§ **TASK**: Pick out the lines containing "badge".
++++++++++
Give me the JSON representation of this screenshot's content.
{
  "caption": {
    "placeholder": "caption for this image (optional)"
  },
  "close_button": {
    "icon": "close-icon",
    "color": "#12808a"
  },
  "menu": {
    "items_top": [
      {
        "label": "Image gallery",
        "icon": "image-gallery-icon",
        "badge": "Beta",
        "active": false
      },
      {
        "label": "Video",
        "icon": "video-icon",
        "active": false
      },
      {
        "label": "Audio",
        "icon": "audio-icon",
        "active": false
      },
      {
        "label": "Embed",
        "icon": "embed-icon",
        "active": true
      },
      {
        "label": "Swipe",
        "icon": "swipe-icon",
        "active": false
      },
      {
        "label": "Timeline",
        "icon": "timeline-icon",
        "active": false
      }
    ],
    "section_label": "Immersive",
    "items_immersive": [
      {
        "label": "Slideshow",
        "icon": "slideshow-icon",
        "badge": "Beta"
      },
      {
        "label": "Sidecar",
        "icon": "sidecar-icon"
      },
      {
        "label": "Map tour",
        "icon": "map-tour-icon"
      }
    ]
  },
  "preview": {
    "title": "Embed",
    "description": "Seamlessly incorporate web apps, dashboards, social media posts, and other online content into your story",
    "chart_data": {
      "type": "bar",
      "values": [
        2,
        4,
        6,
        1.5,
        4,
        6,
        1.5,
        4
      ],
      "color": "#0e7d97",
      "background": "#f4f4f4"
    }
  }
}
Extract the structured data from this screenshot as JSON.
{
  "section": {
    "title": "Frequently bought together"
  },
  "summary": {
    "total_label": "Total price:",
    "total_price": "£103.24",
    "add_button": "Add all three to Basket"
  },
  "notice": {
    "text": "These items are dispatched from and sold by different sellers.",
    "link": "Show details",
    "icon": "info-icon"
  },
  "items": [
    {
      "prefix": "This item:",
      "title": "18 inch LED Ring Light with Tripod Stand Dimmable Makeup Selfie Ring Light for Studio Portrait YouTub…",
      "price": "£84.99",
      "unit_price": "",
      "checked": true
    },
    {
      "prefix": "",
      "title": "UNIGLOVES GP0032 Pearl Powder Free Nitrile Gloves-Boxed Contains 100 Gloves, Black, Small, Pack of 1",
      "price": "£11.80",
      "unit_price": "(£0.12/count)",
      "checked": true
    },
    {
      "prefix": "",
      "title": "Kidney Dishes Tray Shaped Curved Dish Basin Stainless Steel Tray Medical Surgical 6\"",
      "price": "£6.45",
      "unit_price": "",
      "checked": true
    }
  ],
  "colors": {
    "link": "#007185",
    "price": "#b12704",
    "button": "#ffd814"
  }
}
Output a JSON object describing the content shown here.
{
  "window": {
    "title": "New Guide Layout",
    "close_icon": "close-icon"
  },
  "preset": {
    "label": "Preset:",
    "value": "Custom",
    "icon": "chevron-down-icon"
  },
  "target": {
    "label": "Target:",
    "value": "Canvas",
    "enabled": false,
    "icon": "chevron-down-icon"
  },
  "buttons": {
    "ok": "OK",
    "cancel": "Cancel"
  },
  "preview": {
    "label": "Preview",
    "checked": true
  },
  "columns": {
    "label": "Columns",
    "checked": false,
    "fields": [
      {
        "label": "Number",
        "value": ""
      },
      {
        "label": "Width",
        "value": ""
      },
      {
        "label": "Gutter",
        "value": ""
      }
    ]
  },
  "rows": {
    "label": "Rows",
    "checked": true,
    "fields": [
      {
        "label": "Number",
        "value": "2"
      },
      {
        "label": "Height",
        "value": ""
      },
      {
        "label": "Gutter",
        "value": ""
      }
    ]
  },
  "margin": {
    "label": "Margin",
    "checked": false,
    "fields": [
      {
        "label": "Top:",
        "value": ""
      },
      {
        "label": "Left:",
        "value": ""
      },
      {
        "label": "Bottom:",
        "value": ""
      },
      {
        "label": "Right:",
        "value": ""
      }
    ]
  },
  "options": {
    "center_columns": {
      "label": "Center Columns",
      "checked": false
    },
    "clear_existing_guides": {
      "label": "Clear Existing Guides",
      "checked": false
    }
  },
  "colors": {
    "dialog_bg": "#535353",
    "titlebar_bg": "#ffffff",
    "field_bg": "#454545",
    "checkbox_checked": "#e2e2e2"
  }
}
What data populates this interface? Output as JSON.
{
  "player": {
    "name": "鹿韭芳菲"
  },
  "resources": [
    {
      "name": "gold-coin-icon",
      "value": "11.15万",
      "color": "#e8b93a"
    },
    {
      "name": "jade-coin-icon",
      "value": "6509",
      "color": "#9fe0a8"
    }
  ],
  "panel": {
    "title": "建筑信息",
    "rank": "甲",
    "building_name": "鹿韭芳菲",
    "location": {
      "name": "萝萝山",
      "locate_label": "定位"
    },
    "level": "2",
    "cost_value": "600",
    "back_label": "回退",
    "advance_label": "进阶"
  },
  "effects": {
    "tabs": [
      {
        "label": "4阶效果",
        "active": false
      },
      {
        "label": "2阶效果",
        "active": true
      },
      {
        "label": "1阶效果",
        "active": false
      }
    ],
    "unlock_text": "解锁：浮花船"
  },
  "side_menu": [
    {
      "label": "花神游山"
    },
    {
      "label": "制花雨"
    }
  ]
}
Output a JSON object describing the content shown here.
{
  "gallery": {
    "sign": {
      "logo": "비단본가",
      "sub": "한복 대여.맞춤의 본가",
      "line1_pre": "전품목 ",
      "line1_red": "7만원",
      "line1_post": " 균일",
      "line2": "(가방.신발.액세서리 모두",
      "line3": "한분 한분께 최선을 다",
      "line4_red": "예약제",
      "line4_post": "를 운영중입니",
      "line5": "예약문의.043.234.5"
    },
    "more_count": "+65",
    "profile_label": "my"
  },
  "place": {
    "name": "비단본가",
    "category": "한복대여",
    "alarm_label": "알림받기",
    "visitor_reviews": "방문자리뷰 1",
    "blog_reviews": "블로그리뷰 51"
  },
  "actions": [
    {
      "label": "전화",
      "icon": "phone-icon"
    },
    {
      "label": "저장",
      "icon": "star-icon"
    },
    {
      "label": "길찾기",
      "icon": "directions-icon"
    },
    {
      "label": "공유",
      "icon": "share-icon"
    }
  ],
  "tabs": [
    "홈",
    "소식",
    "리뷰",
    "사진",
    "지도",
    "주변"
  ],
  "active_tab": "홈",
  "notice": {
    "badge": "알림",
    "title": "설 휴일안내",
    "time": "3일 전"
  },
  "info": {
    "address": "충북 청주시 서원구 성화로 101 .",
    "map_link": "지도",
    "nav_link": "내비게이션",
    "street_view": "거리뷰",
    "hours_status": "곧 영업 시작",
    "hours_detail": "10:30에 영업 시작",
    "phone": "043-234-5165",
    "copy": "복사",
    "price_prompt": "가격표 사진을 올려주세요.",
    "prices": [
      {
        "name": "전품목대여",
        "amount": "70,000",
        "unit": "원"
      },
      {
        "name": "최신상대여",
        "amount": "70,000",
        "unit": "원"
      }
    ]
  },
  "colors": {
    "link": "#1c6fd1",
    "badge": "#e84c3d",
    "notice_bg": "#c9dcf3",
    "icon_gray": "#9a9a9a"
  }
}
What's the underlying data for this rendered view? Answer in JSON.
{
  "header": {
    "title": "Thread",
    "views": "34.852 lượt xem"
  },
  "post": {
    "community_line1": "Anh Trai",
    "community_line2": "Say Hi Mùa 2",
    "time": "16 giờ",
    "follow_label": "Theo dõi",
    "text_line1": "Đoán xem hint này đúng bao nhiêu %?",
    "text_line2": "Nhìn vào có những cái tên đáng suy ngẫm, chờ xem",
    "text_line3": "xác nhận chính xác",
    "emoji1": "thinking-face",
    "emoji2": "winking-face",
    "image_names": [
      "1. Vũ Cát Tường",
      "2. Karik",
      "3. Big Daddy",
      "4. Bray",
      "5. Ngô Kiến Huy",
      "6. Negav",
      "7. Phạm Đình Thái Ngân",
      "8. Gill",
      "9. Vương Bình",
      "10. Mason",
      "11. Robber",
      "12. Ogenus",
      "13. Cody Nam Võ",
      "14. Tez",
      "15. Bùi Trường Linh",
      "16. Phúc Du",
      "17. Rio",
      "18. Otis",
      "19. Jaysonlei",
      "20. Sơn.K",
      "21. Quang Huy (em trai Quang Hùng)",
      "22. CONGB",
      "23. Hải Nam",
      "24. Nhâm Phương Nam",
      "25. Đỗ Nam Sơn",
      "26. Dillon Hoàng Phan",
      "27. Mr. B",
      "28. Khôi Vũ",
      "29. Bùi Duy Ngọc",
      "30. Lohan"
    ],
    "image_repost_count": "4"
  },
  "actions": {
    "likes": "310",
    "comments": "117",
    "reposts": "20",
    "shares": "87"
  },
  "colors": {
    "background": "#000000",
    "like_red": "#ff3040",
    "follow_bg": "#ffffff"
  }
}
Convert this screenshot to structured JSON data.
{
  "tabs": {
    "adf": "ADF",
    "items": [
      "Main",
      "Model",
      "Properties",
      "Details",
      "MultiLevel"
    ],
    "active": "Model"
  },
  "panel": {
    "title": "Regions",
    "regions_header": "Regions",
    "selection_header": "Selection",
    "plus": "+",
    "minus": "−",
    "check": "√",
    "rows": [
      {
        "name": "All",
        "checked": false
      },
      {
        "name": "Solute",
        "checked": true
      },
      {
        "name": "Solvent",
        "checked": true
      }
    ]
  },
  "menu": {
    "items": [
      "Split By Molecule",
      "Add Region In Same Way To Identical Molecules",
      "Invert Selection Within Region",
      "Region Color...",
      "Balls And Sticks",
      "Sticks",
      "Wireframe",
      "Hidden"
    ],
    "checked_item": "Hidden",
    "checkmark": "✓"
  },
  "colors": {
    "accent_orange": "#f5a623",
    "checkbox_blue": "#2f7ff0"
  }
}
++++++++++
§ **FULL SOLUTION**:
        "badge": "Beta",
        "badge": "Beta"
    "badge": "알림",
    "badge": "#e84c3d",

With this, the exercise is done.